Reproduce the passage from the article on the dollar market investigation starting at "These purchased dollars, obtained" and ending at "providing false information.".

### Excerpted text
* Begin *

A robust surveillance operation has been initiated to unveil the culprits behind the dollar syndicate, with three prominent public sector entities at the forefront of this endeavor. These organizations are none other than the Bangladesh Bank, the Bangladesh Financial Intelligence Unit (BFIU), and the National Security Intelligence Agency (NSI).

These entities have launched comprehensive investigations aimed at identifying individuals involved in the manipulation of the dollar market. The focus of their inquiry encompasses a broad spectrum, including tracking those purchasing dollars at exorbitant rates, discerning the motives behind these acquisitions, ascertaining storage locations, and deciphering the mechanisms employed for subsequent sales. As part of their strategy, these organizations are prepared to carry out targeted raids on suspected addresses linked to banks, money changers, or any individuals implicated in these activities.

You can also read: Dollar Surge Shakes the Nation: Implications on Import Costs, Inflation, and Lives

Information pertaining to these efforts has been disclosed by reliable sources. According to these sources, the Bangladesh bank is delving into the operations of commercial banks, while the NSI is scrutinizing money changers and activities within curb markets. BFIU officials are providing valuable support in these investigations. The collective objective of these three entities is to identify those responsible for the illicit manipulation and hoarding of dollars. Subsequent actions will be taken based on the findings of these investigations, with initial measures already being executed against certain banks and money changers. Further actions are currently in progress.

Bangladesh Bank’s measures to regulate the surge in dollar transactions

In response to a Bangladesh Bank investigation, it has come to light that certain banks were procuring remittance dollars at prices exceeding the limits set by the Bangladesh Foreign Exchange Dealers Association (BAFEDA). These acquired dollars were subsequently resold at higher rates, contrary to the prescribed maximum remittance dollar price of 109 taka.

Evidently, some banks were acquiring these dollars at rates ranging from 113 to 114 taka, thereby incurring an additional cost of 4 to 5 taka per dollar. Consequently, foreign multinational exchange houses favored banks offering the highest prices, resulting in a redirection of remittance flows from larger banks to smaller ones.

These purchased dollars, obtained at inflated prices, were resold by these banks at rates ranging from 116 to 117 taka, yielding a profit of Tk 3 per dollar. It’s important to note that according to Bangladesh Bank regulations, the gap between the buying and selling price of the dollar should not exceed one taka, allowing for a maximum profit of one taka per dollar.

Additionally, banks are obligated to report daily dollar exchange rates to the Bangladesh Bank. However, these banks failed to inform the Bangladesh Bank about the additional rates at which they were procuring dollars, leading to regulatory action against member banks for providing false information.

Simultaneously, money changers reacted to the apparent dollar crisis within commercial banks by inflating their dollar prices. While they are mandated to sell at a maximum rate of 112 taka per dollar, they began trading dollars in the open market without adhering to the official exchange rate.

* End *

### Available data
* Begin *

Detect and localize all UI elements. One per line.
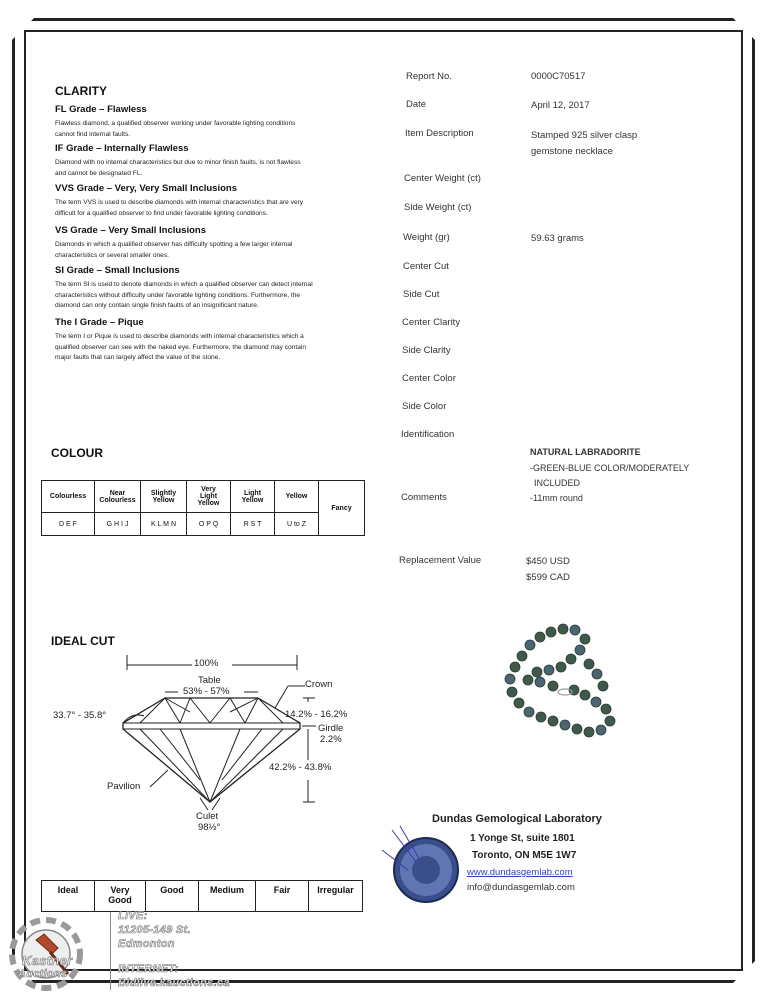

* End *

### Written response
These purchased dollars, obtained at inflated prices, were resold by these banks at rates ranging from 116 to 117 taka, yielding a profit of Tk 3 per dollar. It’s important to note that according to Bangladesh Bank regulations, the gap between the buying and selling price of the dollar should not exceed one taka, allowing for a maximum profit of one taka per dollar.

Additionally, banks are obligated to report daily dollar exchange rates to the Bangladesh Bank. However, these banks failed to inform the Bangladesh Bank about the additional rates at which they were procuring dollars, leading to regulatory action against member banks for providing false information.